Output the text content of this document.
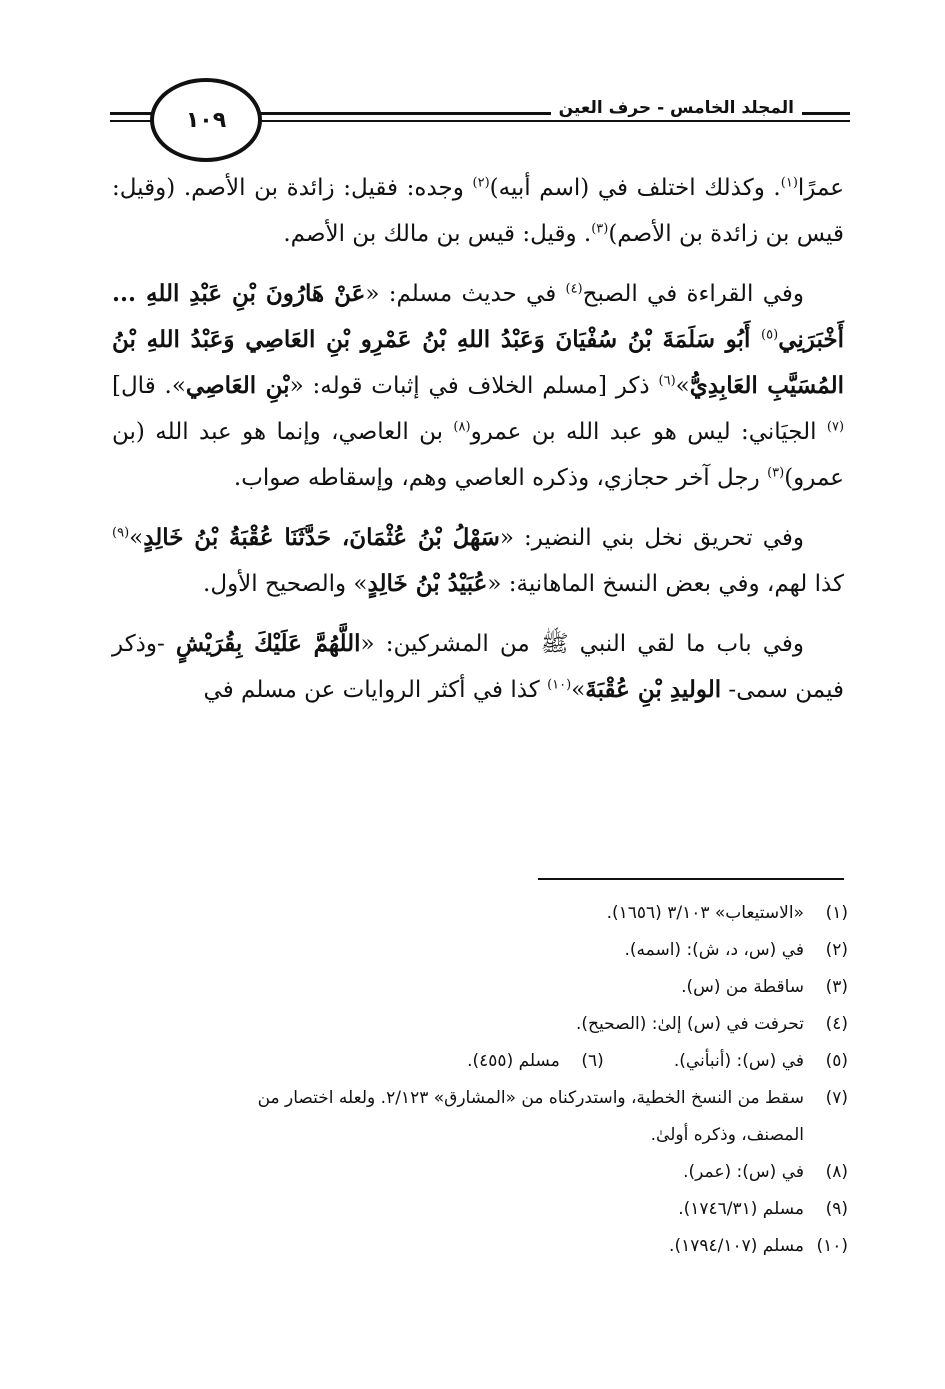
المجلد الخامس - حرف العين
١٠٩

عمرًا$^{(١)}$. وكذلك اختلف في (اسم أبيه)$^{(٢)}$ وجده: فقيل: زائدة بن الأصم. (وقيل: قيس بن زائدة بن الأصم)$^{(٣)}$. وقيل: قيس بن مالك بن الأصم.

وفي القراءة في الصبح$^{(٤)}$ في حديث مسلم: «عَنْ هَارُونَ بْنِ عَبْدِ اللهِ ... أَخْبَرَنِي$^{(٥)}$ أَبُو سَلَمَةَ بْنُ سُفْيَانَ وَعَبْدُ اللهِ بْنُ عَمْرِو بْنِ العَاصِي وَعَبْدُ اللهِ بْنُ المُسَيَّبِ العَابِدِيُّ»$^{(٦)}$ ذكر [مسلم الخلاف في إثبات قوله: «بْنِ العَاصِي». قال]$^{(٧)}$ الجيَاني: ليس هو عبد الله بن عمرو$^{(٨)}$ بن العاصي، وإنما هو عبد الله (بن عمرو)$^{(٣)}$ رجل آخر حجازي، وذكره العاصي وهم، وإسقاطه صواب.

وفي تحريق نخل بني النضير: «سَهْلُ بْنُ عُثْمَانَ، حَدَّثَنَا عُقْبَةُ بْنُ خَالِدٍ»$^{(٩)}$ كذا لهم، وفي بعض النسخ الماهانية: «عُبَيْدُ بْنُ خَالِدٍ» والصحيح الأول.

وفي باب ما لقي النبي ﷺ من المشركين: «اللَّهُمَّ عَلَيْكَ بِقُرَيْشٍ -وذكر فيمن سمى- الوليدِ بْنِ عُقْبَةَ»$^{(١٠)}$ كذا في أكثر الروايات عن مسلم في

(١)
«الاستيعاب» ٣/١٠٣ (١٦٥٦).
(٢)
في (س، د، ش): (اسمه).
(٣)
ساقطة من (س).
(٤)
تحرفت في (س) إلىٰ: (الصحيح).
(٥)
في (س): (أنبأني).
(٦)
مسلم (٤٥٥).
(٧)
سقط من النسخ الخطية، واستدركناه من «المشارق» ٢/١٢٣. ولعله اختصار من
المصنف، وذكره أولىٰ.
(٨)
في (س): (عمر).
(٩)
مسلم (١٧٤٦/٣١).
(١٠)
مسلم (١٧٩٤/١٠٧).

----------

What to do: State the count of lines in the data holding the word "النسخ", adding nothing to it.

Worked answer: 2